Retype each record shown below, leaving every character as it is.

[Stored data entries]
-- begin --
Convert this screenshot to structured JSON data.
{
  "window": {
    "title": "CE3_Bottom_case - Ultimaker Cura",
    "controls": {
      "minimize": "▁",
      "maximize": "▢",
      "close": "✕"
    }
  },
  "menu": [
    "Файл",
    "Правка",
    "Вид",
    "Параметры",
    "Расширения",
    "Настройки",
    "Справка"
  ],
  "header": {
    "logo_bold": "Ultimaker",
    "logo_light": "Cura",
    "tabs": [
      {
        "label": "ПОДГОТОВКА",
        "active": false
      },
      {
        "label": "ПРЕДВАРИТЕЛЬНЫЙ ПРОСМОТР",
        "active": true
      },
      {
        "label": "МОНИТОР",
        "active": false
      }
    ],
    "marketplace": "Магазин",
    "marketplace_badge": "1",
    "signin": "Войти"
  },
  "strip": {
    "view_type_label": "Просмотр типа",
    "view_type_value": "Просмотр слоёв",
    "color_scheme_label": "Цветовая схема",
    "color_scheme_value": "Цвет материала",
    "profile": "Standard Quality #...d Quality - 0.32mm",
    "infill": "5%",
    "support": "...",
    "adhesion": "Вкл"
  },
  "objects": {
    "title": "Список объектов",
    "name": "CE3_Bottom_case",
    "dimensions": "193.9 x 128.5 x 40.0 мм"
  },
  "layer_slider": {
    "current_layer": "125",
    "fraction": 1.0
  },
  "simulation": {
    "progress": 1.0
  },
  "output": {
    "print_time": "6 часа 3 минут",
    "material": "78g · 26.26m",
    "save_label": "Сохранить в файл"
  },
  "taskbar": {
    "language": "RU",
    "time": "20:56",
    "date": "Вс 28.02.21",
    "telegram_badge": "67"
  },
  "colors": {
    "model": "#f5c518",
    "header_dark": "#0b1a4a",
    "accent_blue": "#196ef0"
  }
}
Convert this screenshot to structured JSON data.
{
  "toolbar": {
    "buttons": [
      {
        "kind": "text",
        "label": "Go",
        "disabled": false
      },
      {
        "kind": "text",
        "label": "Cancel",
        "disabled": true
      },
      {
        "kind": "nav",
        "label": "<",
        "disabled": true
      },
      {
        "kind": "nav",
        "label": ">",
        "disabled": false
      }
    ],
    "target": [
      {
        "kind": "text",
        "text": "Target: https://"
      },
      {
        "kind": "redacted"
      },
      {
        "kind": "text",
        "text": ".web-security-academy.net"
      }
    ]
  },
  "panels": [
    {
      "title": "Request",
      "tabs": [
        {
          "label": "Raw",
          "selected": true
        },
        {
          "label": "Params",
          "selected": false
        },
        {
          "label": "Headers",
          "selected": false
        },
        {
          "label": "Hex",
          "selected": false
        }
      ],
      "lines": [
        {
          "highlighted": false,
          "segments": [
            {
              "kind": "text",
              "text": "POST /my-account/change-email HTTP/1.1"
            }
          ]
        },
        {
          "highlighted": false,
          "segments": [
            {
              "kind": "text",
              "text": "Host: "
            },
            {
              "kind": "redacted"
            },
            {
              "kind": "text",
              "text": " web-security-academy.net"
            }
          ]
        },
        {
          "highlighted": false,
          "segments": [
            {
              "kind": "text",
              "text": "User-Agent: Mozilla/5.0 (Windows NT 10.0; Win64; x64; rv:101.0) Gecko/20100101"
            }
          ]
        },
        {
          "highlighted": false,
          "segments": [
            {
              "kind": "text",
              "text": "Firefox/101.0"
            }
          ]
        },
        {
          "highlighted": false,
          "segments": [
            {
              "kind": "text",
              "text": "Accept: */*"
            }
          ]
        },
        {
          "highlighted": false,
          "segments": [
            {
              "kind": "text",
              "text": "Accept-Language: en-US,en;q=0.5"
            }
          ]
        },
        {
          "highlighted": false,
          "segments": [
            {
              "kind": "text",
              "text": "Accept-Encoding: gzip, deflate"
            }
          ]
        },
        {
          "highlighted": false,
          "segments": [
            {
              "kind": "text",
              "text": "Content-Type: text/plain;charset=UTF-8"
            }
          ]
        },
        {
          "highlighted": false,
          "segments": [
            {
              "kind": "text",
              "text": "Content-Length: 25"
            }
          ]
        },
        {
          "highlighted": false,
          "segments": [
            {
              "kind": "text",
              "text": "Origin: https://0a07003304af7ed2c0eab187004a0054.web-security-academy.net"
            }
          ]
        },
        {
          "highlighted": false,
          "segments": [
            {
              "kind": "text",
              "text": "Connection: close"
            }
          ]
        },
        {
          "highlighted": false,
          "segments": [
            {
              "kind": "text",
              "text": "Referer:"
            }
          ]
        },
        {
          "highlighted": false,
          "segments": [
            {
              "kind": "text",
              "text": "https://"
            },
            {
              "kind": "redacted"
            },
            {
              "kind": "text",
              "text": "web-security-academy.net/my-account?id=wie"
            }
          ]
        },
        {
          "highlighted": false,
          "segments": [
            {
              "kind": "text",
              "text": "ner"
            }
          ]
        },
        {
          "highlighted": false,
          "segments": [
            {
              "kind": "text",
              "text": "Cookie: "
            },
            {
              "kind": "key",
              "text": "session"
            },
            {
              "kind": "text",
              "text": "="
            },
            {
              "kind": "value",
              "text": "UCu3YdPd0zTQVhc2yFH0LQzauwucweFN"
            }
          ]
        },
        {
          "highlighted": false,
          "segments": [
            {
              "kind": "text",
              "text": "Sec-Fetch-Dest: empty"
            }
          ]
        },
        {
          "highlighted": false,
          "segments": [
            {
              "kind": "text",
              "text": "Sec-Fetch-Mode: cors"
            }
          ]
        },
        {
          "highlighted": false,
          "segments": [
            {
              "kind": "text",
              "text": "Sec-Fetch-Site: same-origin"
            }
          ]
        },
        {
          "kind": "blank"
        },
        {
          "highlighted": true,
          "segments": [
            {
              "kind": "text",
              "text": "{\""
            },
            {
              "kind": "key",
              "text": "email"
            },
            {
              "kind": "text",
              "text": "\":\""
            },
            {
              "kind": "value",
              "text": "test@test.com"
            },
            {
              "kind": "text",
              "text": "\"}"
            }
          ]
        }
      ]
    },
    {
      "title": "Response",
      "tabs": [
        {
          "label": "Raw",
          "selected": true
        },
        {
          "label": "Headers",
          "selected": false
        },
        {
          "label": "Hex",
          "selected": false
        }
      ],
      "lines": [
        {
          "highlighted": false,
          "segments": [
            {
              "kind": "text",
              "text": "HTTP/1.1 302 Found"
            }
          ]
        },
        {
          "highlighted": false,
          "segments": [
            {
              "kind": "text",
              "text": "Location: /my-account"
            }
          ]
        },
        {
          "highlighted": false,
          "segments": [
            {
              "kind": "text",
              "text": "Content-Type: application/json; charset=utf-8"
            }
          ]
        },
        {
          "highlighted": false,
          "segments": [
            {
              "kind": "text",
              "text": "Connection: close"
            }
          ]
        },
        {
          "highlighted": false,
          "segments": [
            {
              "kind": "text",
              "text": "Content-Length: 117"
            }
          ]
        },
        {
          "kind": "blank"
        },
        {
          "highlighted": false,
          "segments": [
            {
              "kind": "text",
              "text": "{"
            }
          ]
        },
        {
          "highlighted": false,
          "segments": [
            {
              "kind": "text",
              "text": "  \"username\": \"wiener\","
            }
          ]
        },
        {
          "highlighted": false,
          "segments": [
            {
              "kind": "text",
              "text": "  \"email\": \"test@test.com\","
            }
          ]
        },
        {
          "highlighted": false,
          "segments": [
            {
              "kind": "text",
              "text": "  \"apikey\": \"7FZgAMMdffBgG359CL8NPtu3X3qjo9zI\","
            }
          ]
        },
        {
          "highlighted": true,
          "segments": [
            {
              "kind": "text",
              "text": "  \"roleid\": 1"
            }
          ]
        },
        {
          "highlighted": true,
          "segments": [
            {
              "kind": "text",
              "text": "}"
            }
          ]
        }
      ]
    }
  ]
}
-- end --
ANSWER TO THE EXERCISE
Convert this screenshot to structured JSON data.
{
  "window": {
    "title": "CE3_Bottom_case - Ultimaker Cura",
    "controls": {
      "minimize": "▁",
      "maximize": "▢",
      "close": "✕"
    }
  },
  "menu": [
    "Файл",
    "Правка",
    "Вид",
    "Параметры",
    "Расширения",
    "Настройки",
    "Справка"
  ],
  "header": {
    "logo_bold": "Ultimaker",
    "logo_light": "Cura",
    "tabs": [
      {
        "label": "ПОДГОТОВКА",
        "active": false
      },
      {
        "label": "ПРЕДВАРИТЕЛЬНЫЙ ПРОСМОТР",
        "active": true
      },
      {
        "label": "МОНИТОР",
        "active": false
      }
    ],
    "marketplace": "Магазин",
    "marketplace_badge": "1",
    "signin": "Войти"
  },
  "strip": {
    "view_type_label": "Просмотр типа",
    "view_type_value": "Просмотр слоёв",
    "color_scheme_label": "Цветовая схема",
    "color_scheme_value": "Цвет материала",
    "profile": "Standard Quality #...d Quality - 0.32mm",
    "infill": "5%",
    "support": "...",
    "adhesion": "Вкл"
  },
  "objects": {
    "title": "Список объектов",
    "name": "CE3_Bottom_case",
    "dimensions": "193.9 x 128.5 x 40.0 мм"
  },
  "layer_slider": {
    "current_layer": "125",
    "fraction": 1.0
  },
  "simulation": {
    "progress": 1.0
  },
  "output": {
    "print_time": "6 часа 3 минут",
    "material": "78g · 26.26m",
    "save_label": "Сохранить в файл"
  },
  "taskbar": {
    "language": "RU",
    "time": "20:56",
    "date": "Вс 28.02.21",
    "telegram_badge": "67"
  },
  "colors": {
    "model": "#f5c518",
    "header_dark": "#0b1a4a",
    "accent_blue": "#196ef0"
  }
}
Convert this screenshot to structured JSON data.
{
  "toolbar": {
    "buttons": [
      {
        "kind": "text",
        "label": "Go",
        "disabled": false
      },
      {
        "kind": "text",
        "label": "Cancel",
        "disabled": true
      },
      {
        "kind": "nav",
        "label": "<",
        "disabled": true
      },
      {
        "kind": "nav",
        "label": ">",
        "disabled": false
      }
    ],
    "target": [
      {
        "kind": "text",
        "text": "Target: https://"
      },
      {
        "kind": "redacted"
      },
      {
        "kind": "text",
        "text": ".web-security-academy.net"
      }
    ]
  },
  "panels": [
    {
      "title": "Request",
      "tabs": [
        {
          "label": "Raw",
          "selected": true
        },
        {
          "label": "Params",
          "selected": false
        },
        {
          "label": "Headers",
          "selected": false
        },
        {
          "label": "Hex",
          "selected": false
        }
      ],
      "lines": [
        {
          "highlighted": false,
          "segments": [
            {
              "kind": "text",
              "text": "POST /my-account/change-email HTTP/1.1"
            }
          ]
        },
        {
          "highlighted": false,
          "segments": [
            {
              "kind": "text",
              "text": "Host: "
            },
            {
              "kind": "redacted"
            },
            {
              "kind": "text",
              "text": " web-security-academy.net"
            }
          ]
        },
        {
          "highlighted": false,
          "segments": [
            {
              "kind": "text",
              "text": "User-Agent: Mozilla/5.0 (Windows NT 10.0; Win64; x64; rv:101.0) Gecko/20100101"
            }
          ]
        },
        {
          "highlighted": false,
          "segments": [
            {
              "kind": "text",
              "text": "Firefox/101.0"
            }
          ]
        },
        {
          "highlighted": false,
          "segments": [
            {
              "kind": "text",
              "text": "Accept: */*"
            }
          ]
        },
        {
          "highlighted": false,
          "segments": [
            {
              "kind": "text",
              "text": "Accept-Language: en-US,en;q=0.5"
            }
          ]
        },
        {
          "highlighted": false,
          "segments": [
            {
              "kind": "text",
              "text": "Accept-Encoding: gzip, deflate"
            }
          ]
        },
        {
          "highlighted": false,
          "segments": [
            {
              "kind": "text",
              "text": "Content-Type: text/plain;charset=UTF-8"
            }
          ]
        },
        {
          "highlighted": false,
          "segments": [
            {
              "kind": "text",
              "text": "Content-Length: 25"
            }
          ]
        },
        {
          "highlighted": false,
          "segments": [
            {
              "kind": "text",
              "text": "Origin: https://0a07003304af7ed2c0eab187004a0054.web-security-academy.net"
            }
          ]
        },
        {
          "highlighted": false,
          "segments": [
            {
              "kind": "text",
              "text": "Connection: close"
            }
          ]
        },
        {
          "highlighted": false,
          "segments": [
            {
              "kind": "text",
              "text": "Referer:"
            }
          ]
        },
        {
          "highlighted": false,
          "segments": [
            {
              "kind": "text",
              "text": "https://"
            },
            {
              "kind": "redacted"
            },
            {
              "kind": "text",
              "text": "web-security-academy.net/my-account?id=wie"
            }
          ]
        },
        {
          "highlighted": false,
          "segments": [
            {
              "kind": "text",
              "text": "ner"
            }
          ]
        },
        {
          "highlighted": false,
          "segments": [
            {
              "kind": "text",
              "text": "Cookie: "
            },
            {
              "kind": "key",
              "text": "session"
            },
            {
              "kind": "text",
              "text": "="
            },
            {
              "kind": "value",
              "text": "UCu3YdPd0zTQVhc2yFH0LQzauwucweFN"
            }
          ]
        },
        {
          "highlighted": false,
          "segments": [
            {
              "kind": "text",
              "text": "Sec-Fetch-Dest: empty"
            }
          ]
        },
        {
          "highlighted": false,
          "segments": [
            {
              "kind": "text",
              "text": "Sec-Fetch-Mode: cors"
            }
          ]
        },
        {
          "highlighted": false,
          "segments": [
            {
              "kind": "text",
              "text": "Sec-Fetch-Site: same-origin"
            }
          ]
        },
        {
          "kind": "blank"
        },
        {
          "highlighted": true,
          "segments": [
            {
              "kind": "text",
              "text": "{\""
            },
            {
              "kind": "key",
              "text": "email"
            },
            {
              "kind": "text",
              "text": "\":\""
            },
            {
              "kind": "value",
              "text": "test@test.com"
            },
            {
              "kind": "text",
              "text": "\"}"
            }
          ]
        }
      ]
    },
    {
      "title": "Response",
      "tabs": [
        {
          "label": "Raw",
          "selected": true
        },
        {
          "label": "Headers",
          "selected": false
        },
        {
          "label": "Hex",
          "selected": false
        }
      ],
      "lines": [
        {
          "highlighted": false,
          "segments": [
            {
              "kind": "text",
              "text": "HTTP/1.1 302 Found"
            }
          ]
        },
        {
          "highlighted": false,
          "segments": [
            {
              "kind": "text",
              "text": "Location: /my-account"
            }
          ]
        },
        {
          "highlighted": false,
          "segments": [
            {
              "kind": "text",
              "text": "Content-Type: application/json; charset=utf-8"
            }
          ]
        },
        {
          "highlighted": false,
          "segments": [
            {
              "kind": "text",
              "text": "Connection: close"
            }
          ]
        },
        {
          "highlighted": false,
          "segments": [
            {
              "kind": "text",
              "text": "Content-Length: 117"
            }
          ]
        },
        {
          "kind": "blank"
        },
        {
          "highlighted": false,
          "segments": [
            {
              "kind": "text",
              "text": "{"
            }
          ]
        },
        {
          "highlighted": false,
          "segments": [
            {
              "kind": "text",
              "text": "  \"username\": \"wiener\","
            }
          ]
        },
        {
          "highlighted": false,
          "segments": [
            {
              "kind": "text",
              "text": "  \"email\": \"test@test.com\","
            }
          ]
        },
        {
          "highlighted": false,
          "segments": [
            {
              "kind": "text",
              "text": "  \"apikey\": \"7FZgAMMdffBgG359CL8NPtu3X3qjo9zI\","
            }
          ]
        },
        {
          "highlighted": true,
          "segments": [
            {
              "kind": "text",
              "text": "  \"roleid\": 1"
            }
          ]
        },
        {
          "highlighted": true,
          "segments": [
            {
              "kind": "text",
              "text": "}"
            }
          ]
        }
      ]
    }
  ]
}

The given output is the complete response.